GIVEN EXERCISE =
Output every line of the material exactly, omitting images.

** start SOURCE MATERIAL **

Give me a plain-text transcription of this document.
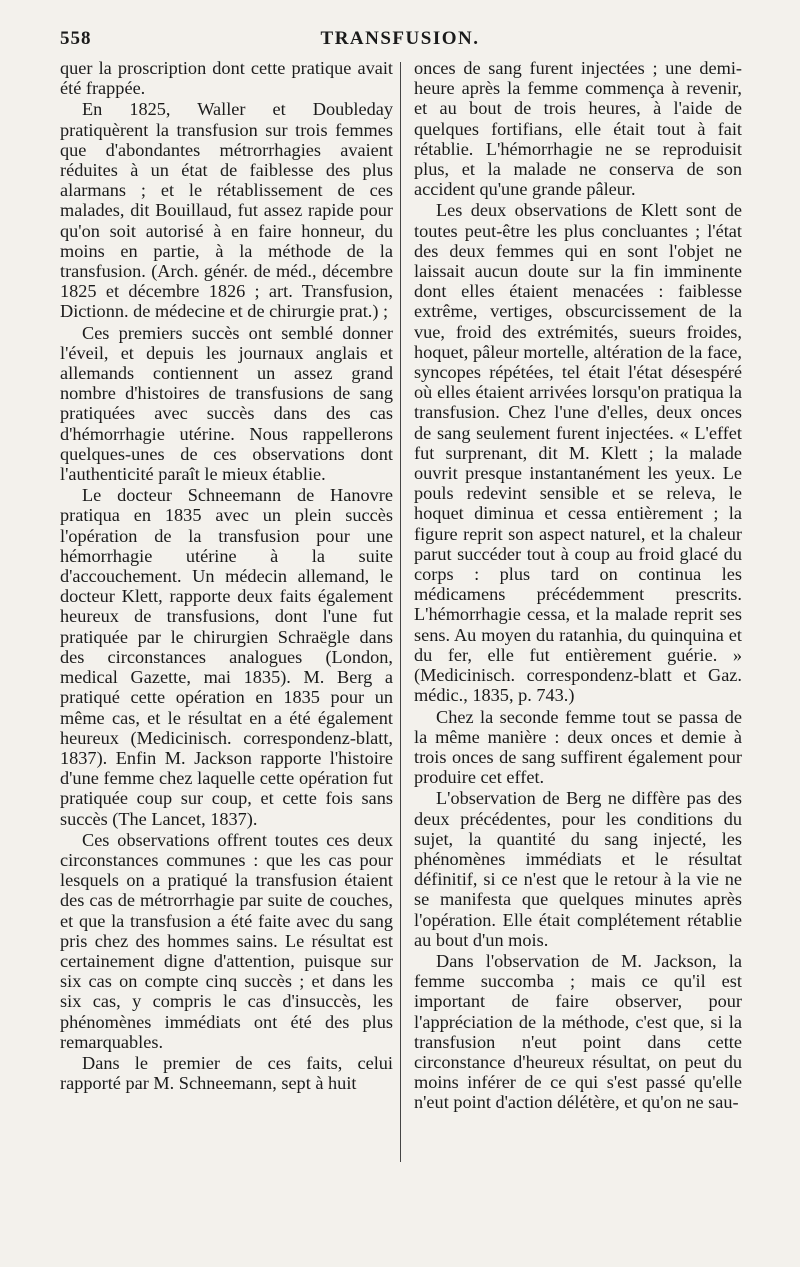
558	TRANSFUSION.

quer la proscription dont cette pratique avait été frappée.

En 1825, Waller et Doubleday pratiquèrent la transfusion sur trois femmes que d'abondantes métrorrhagies avaient réduites à un état de faiblesse des plus alarmans ; et le rétablissement de ces malades, dit Bouillaud, fut assez rapide pour qu'on soit autorisé à en faire honneur, du moins en partie, à la méthode de la transfusion. (Arch. génér. de méd., décembre 1825 et décembre 1826 ; art. Transfusion, Dictionn. de médecine et de chirurgie prat.) ;

Ces premiers succès ont semblé donner l'éveil, et depuis les journaux anglais et allemands contiennent un assez grand nombre d'histoires de transfusions de sang pratiquées avec succès dans des cas d'hémorrhagie utérine. Nous rappellerons quelques-unes de ces observations dont l'authenticité paraît le mieux établie.

Le docteur Schneemann de Hanovre pratiqua en 1835 avec un plein succès l'opération de la transfusion pour une hémorrhagie utérine à la suite d'accouchement. Un médecin allemand, le docteur Klett, rapporte deux faits également heureux de transfusions, dont l'une fut pratiquée par le chirurgien Schraëgle dans des circonstances analogues (London, medical Gazette, mai 1835). M. Berg a pratiqué cette opération en 1835 pour un même cas, et le résultat en a été également heureux (Medicinisch. correspondenz-blatt, 1837). Enfin M. Jackson rapporte l'histoire d'une femme chez laquelle cette opération fut pratiquée coup sur coup, et cette fois sans succès (The Lancet, 1837).

Ces observations offrent toutes ces deux circonstances communes : que les cas pour lesquels on a pratiqué la transfusion étaient des cas de métrorrhagie par suite de couches, et que la transfusion a été faite avec du sang pris chez des hommes sains. Le résultat est certainement digne d'attention, puisque sur six cas on compte cinq succès ; et dans les six cas, y compris le cas d'insuccès, les phénomènes immédiats ont été des plus remarquables.

Dans le premier de ces faits, celui rapporté par M. Schneemann, sept à huit

onces de sang furent injectées ; une demi-heure après la femme commença à revenir, et au bout de trois heures, à l'aide de quelques fortifians, elle était tout à fait rétablie. L'hémorrhagie ne se reproduisit plus, et la malade ne conserva de son accident qu'une grande pâleur.

Les deux observations de Klett sont de toutes peut-être les plus concluantes ; l'état des deux femmes qui en sont l'objet ne laissait aucun doute sur la fin imminente dont elles étaient menacées : faiblesse extrême, vertiges, obscurcissement de la vue, froid des extrémités, sueurs froides, hoquet, pâleur mortelle, altération de la face, syncopes répétées, tel était l'état désespéré où elles étaient arrivées lorsqu'on pratiqua la transfusion. Chez l'une d'elles, deux onces de sang seulement furent injectées. « L'effet fut surprenant, dit M. Klett ; la malade ouvrit presque instantanément les yeux. Le pouls redevint sensible et se releva, le hoquet diminua et cessa entièrement ; la figure reprit son aspect naturel, et la chaleur parut succéder tout à coup au froid glacé du corps : plus tard on continua les médicamens précédemment prescrits. L'hémorrhagie cessa, et la malade reprit ses sens. Au moyen du ratanhia, du quinquina et du fer, elle fut entièrement guérie. » (Medicinisch. correspondenz-blatt et Gaz. médic., 1835, p. 743.)

Chez la seconde femme tout se passa de la même manière : deux onces et demie à trois onces de sang suffirent également pour produire cet effet.

L'observation de Berg ne diffère pas des deux précédentes, pour les conditions du sujet, la quantité du sang injecté, les phénomènes immédiats et le résultat définitif, si ce n'est que le retour à la vie ne se manifesta que quelques minutes après l'opération. Elle était complétement rétablie au bout d'un mois.

Dans l'observation de M. Jackson, la femme succomba ; mais ce qu'il est important de faire observer, pour l'appréciation de la méthode, c'est que, si la transfusion n'eut point dans cette circonstance d'heureux résultat, on peut du moins inférer de ce qui s'est passé qu'elle n'eut point d'action délétère, et qu'on ne sau-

** end SOURCE MATERIAL **

EXERCISE RESPONSE =
Give me a plain-text transcription of this document.
558	TRANSFUSION.

quer la proscription dont cette pratique avait été frappée.

En 1825, Waller et Doubleday pratiquèrent la transfusion sur trois femmes que d'abondantes métrorrhagies avaient réduites à un état de faiblesse des plus alarmans ; et le rétablissement de ces malades, dit Bouillaud, fut assez rapide pour qu'on soit autorisé à en faire honneur, du moins en partie, à la méthode de la transfusion. (Arch. génér. de méd., décembre 1825 et décembre 1826 ; art. Transfusion, Dictionn. de médecine et de chirurgie prat.) ;

Ces premiers succès ont semblé donner l'éveil, et depuis les journaux anglais et allemands contiennent un assez grand nombre d'histoires de transfusions de sang pratiquées avec succès dans des cas d'hémorrhagie utérine. Nous rappellerons quelques-unes de ces observations dont l'authenticité paraît le mieux établie.

Le docteur Schneemann de Hanovre pratiqua en 1835 avec un plein succès l'opération de la transfusion pour une hémorrhagie utérine à la suite d'accouchement. Un médecin allemand, le docteur Klett, rapporte deux faits également heureux de transfusions, dont l'une fut pratiquée par le chirurgien Schraëgle dans des circonstances analogues (London, medical Gazette, mai 1835). M. Berg a pratiqué cette opération en 1835 pour un même cas, et le résultat en a été également heureux (Medicinisch. correspondenz-blatt, 1837). Enfin M. Jackson rapporte l'histoire d'une femme chez laquelle cette opération fut pratiquée coup sur coup, et cette fois sans succès (The Lancet, 1837).

Ces observations offrent toutes ces deux circonstances communes : que les cas pour lesquels on a pratiqué la transfusion étaient des cas de métrorrhagie par suite de couches, et que la transfusion a été faite avec du sang pris chez des hommes sains. Le résultat est certainement digne d'attention, puisque sur six cas on compte cinq succès ; et dans les six cas, y compris le cas d'insuccès, les phénomènes immédiats ont été des plus remarquables.

Dans le premier de ces faits, celui rapporté par M. Schneemann, sept à huit

onces de sang furent injectées ; une demi-heure après la femme commença à revenir, et au bout de trois heures, à l'aide de quelques fortifians, elle était tout à fait rétablie. L'hémorrhagie ne se reproduisit plus, et la malade ne conserva de son accident qu'une grande pâleur.

Les deux observations de Klett sont de toutes peut-être les plus concluantes ; l'état des deux femmes qui en sont l'objet ne laissait aucun doute sur la fin imminente dont elles étaient menacées : faiblesse extrême, vertiges, obscurcissement de la vue, froid des extrémités, sueurs froides, hoquet, pâleur mortelle, altération de la face, syncopes répétées, tel était l'état désespéré où elles étaient arrivées lorsqu'on pratiqua la transfusion. Chez l'une d'elles, deux onces de sang seulement furent injectées. « L'effet fut surprenant, dit M. Klett ; la malade ouvrit presque instantanément les yeux. Le pouls redevint sensible et se releva, le hoquet diminua et cessa entièrement ; la figure reprit son aspect naturel, et la chaleur parut succéder tout à coup au froid glacé du corps : plus tard on continua les médicamens précédemment prescrits. L'hémorrhagie cessa, et la malade reprit ses sens. Au moyen du ratanhia, du quinquina et du fer, elle fut entièrement guérie. » (Medicinisch. correspondenz-blatt et Gaz. médic., 1835, p. 743.)

Chez la seconde femme tout se passa de la même manière : deux onces et demie à trois onces de sang suffirent également pour produire cet effet.

L'observation de Berg ne diffère pas des deux précédentes, pour les conditions du sujet, la quantité du sang injecté, les phénomènes immédiats et le résultat définitif, si ce n'est que le retour à la vie ne se manifesta que quelques minutes après l'opération. Elle était complétement rétablie au bout d'un mois.

Dans l'observation de M. Jackson, la femme succomba ; mais ce qu'il est important de faire observer, pour l'appréciation de la méthode, c'est que, si la transfusion n'eut point dans cette circonstance d'heureux résultat, on peut du moins inférer de ce qui s'est passé qu'elle n'eut point d'action délétère, et qu'on ne sau-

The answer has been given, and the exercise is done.